■ Given information
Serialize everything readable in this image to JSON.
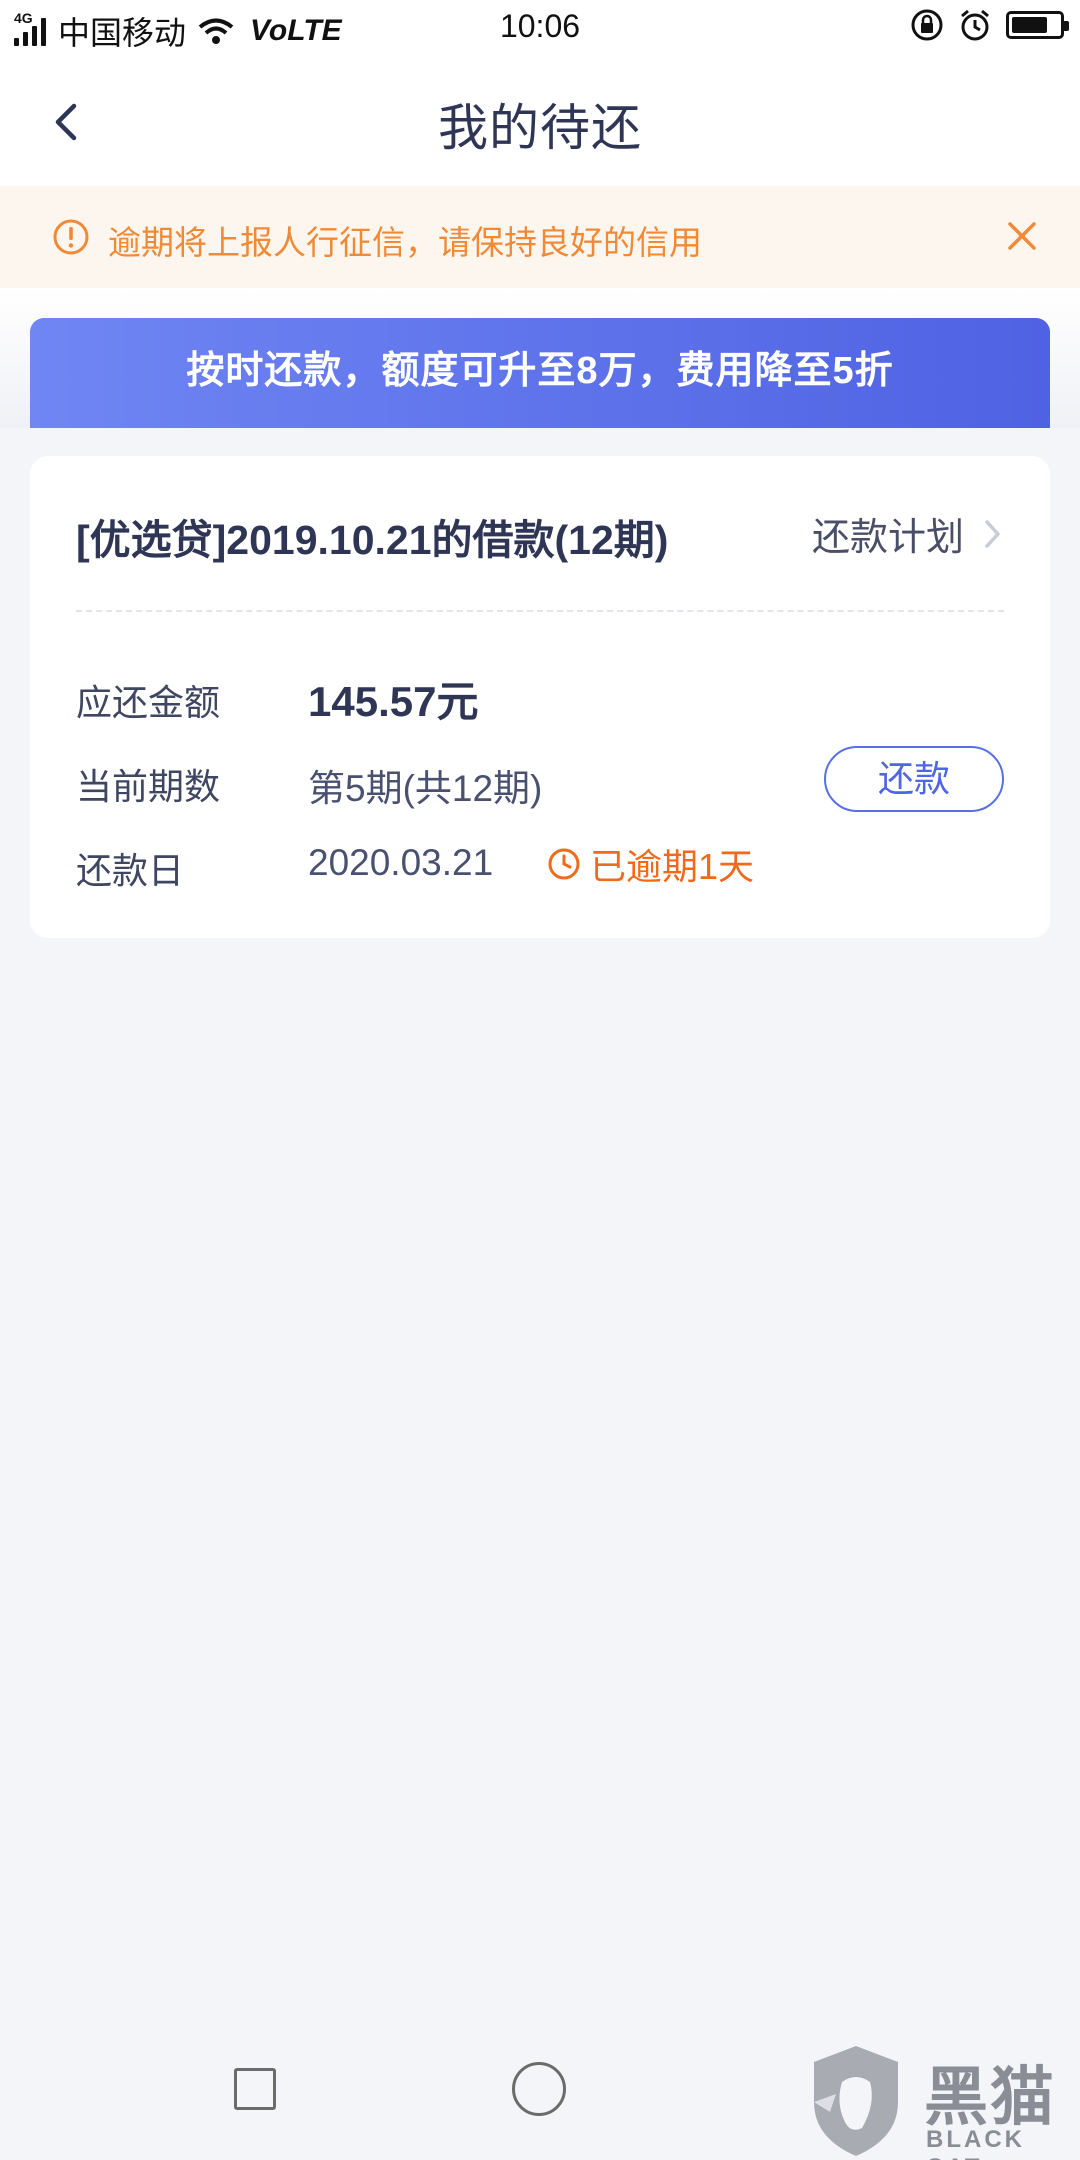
{
  "status_bar": {
    "network": "4G",
    "carrier": "中国移动",
    "volte": "VoLTE",
    "time": "10:06",
    "battery_level": 0.75,
    "icons": [
      "signal-icon",
      "wifi-icon",
      "rotation-lock-icon",
      "alarm-icon",
      "battery-icon"
    ]
  },
  "header": {
    "title": "我的待还",
    "back_icon": "chevron-left-icon"
  },
  "notice": {
    "text": "逾期将上报人行征信，请保持良好的信用",
    "icon": "warning-circle-icon",
    "close_icon": "close-icon",
    "color": "#f08a37",
    "background": "#fdf6ee"
  },
  "promo": {
    "text": "按时还款，额度可升至8万，费用降至5折",
    "gradient": [
      "#6f86f3",
      "#4f62e3"
    ]
  },
  "loan": {
    "title": "[优选贷]2019.10.21的借款(12期)",
    "plan_label": "还款计划",
    "amount_label": "应还金额",
    "amount_value": "145.57元",
    "period_label": "当前期数",
    "period_value": "第5期(共12期)",
    "repay_button": "还款",
    "due_label": "还款日",
    "due_date": "2020.03.21",
    "overdue_text": "已逾期1天",
    "overdue_color": "#ef6a1a",
    "accent": "#4f66e4"
  },
  "nav": {
    "items": [
      "recent-apps-button",
      "home-button"
    ]
  },
  "watermark": {
    "cn": "黑猫",
    "en": "BLACK CAT"
  }
}
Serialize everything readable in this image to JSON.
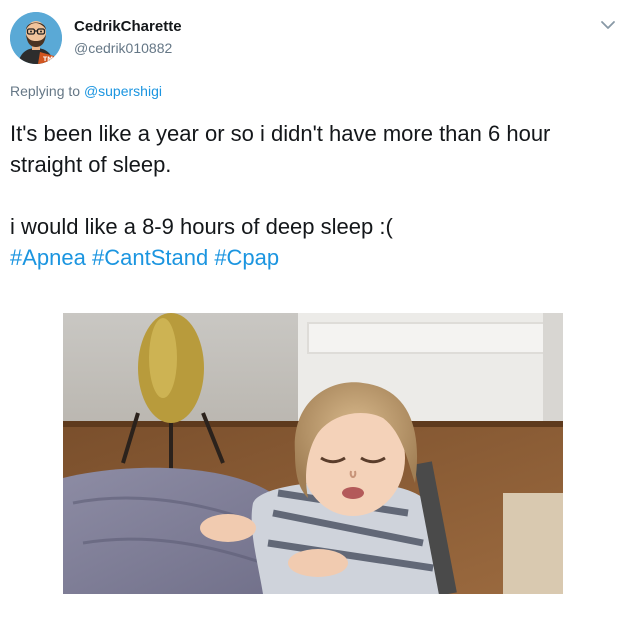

■ Given request
Word for word, quote the full listing, omitting every picture.

■ Output below
Serialize everything readable in this image to JSON.
{
  "status_bar": {
    "network": "4G",
    "carrier": "中国移动",
    "volte": "VoLTE",
    "time": "10:06",
    "battery_level": 0.75,
    "icons": [
      "signal-icon",
      "wifi-icon",
      "rotation-lock-icon",
      "alarm-icon",
      "battery-icon"
    ]
  },
  "header": {
    "title": "我的待还",
    "back_icon": "chevron-left-icon"
  },
  "notice": {
    "text": "逾期将上报人行征信，请保持良好的信用",
    "icon": "warning-circle-icon",
    "close_icon": "close-icon",
    "color": "#f08a37",
    "background": "#fdf6ee"
  },
  "promo": {
    "text": "按时还款，额度可升至8万，费用降至5折",
    "gradient": [
      "#6f86f3",
      "#4f62e3"
    ]
  },
  "loan": {
    "title": "[优选贷]2019.10.21的借款(12期)",
    "plan_label": "还款计划",
    "amount_label": "应还金额",
    "amount_value": "145.57元",
    "period_label": "当前期数",
    "period_value": "第5期(共12期)",
    "repay_button": "还款",
    "due_label": "还款日",
    "due_date": "2020.03.21",
    "overdue_text": "已逾期1天",
    "overdue_color": "#ef6a1a",
    "accent": "#4f66e4"
  },
  "nav": {
    "items": [
      "recent-apps-button",
      "home-button"
    ]
  },
  "watermark": {
    "cn": "黑猫",
    "en": "BLACK CAT"
  }
}
Serialize everything readable in this image to JSON.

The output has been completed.